**Aim:** Pull every "sesión" line out of the data below.

**Input rows:**
# # # # #
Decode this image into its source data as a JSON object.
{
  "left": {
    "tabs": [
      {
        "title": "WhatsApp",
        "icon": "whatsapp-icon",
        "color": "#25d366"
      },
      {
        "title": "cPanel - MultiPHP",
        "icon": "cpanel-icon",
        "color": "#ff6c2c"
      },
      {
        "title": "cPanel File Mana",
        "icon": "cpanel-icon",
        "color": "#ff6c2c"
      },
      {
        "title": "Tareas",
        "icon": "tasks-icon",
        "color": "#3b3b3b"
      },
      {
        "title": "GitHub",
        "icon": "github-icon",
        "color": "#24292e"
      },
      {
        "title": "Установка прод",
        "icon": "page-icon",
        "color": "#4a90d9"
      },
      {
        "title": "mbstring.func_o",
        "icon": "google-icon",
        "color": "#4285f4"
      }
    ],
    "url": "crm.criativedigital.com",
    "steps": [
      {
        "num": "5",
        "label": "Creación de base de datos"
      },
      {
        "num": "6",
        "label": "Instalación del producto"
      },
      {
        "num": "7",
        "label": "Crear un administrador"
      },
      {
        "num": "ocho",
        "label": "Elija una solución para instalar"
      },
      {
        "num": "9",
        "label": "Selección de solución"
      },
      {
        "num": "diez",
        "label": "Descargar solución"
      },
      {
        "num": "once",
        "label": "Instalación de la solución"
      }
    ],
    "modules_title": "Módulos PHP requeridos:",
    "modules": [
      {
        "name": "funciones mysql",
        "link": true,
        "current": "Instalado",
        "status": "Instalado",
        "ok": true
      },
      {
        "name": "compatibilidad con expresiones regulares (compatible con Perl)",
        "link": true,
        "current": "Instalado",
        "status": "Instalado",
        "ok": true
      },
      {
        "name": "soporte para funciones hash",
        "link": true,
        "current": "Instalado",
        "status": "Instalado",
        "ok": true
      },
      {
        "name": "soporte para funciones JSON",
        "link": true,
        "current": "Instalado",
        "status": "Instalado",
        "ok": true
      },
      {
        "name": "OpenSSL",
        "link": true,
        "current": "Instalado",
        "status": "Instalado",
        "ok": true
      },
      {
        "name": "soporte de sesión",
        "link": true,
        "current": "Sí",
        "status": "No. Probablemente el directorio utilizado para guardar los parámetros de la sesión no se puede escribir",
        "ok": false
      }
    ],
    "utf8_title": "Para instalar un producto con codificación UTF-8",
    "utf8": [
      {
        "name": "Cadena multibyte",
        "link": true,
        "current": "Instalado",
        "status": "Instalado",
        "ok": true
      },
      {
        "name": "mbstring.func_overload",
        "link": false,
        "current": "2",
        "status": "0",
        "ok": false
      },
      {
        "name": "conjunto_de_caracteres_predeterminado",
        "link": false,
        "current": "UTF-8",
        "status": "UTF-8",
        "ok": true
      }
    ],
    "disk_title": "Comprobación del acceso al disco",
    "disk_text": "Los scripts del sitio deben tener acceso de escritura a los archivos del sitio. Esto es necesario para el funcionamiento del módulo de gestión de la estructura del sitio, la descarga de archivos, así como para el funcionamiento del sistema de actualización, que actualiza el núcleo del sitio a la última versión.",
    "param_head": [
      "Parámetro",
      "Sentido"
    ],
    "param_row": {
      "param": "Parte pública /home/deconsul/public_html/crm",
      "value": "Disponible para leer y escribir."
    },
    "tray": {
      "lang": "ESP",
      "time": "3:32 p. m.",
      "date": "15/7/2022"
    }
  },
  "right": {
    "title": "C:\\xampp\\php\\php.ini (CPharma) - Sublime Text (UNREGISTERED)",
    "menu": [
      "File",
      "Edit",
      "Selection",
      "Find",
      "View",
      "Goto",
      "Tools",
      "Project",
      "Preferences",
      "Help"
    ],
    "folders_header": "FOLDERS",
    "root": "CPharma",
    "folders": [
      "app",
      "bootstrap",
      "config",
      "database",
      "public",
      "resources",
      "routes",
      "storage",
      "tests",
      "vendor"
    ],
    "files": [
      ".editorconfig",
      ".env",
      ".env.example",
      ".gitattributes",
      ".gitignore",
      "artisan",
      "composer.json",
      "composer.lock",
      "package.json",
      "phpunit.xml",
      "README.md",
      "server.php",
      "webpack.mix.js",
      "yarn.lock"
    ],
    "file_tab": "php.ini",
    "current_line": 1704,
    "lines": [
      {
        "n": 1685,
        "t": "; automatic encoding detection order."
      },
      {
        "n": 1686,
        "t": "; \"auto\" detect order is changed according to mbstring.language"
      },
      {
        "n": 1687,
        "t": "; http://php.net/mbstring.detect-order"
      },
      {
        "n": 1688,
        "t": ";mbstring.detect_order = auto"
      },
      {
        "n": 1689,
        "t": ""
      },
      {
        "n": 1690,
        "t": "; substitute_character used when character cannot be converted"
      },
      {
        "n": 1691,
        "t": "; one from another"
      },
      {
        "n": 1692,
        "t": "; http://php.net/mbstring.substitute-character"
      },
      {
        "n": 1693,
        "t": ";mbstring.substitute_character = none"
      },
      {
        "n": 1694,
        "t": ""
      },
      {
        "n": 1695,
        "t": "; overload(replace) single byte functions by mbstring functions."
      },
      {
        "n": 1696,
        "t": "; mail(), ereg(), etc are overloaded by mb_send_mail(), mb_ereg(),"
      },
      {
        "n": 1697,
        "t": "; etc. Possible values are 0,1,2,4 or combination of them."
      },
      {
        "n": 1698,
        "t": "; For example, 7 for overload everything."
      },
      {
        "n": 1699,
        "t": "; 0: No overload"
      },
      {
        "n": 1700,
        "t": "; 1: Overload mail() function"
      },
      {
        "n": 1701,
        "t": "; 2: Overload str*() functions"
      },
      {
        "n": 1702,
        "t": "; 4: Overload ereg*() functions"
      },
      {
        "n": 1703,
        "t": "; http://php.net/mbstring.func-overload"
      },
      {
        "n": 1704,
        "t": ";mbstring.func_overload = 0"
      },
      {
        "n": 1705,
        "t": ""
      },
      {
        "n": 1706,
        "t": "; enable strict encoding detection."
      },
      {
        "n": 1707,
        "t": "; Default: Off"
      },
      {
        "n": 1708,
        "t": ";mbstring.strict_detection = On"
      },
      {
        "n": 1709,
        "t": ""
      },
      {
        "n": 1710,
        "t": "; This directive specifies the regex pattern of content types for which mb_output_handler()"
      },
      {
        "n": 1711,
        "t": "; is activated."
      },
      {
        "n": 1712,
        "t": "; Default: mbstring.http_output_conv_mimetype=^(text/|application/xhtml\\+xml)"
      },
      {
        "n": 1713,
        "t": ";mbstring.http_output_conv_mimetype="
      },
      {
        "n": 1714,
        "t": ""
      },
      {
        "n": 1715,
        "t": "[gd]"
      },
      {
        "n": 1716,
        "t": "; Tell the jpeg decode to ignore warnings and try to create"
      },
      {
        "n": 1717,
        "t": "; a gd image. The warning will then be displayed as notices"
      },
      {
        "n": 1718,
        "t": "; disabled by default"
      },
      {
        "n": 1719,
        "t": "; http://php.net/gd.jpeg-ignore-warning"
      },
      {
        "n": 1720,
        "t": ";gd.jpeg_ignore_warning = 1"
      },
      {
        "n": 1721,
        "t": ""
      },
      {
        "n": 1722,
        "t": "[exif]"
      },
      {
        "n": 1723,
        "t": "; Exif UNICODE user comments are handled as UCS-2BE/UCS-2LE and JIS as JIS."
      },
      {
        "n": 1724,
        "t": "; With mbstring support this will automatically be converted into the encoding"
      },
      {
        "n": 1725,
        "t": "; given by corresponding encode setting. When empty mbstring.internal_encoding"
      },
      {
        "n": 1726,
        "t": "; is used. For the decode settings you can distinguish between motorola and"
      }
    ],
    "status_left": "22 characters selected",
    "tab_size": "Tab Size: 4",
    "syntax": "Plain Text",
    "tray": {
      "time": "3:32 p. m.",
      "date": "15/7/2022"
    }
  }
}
# # # # #
**Correct response:**
        "name": "soporte de sesión",
        "status": "No. Probablemente el directorio utilizado para guardar los parámetros de la sesión no se puede escribir",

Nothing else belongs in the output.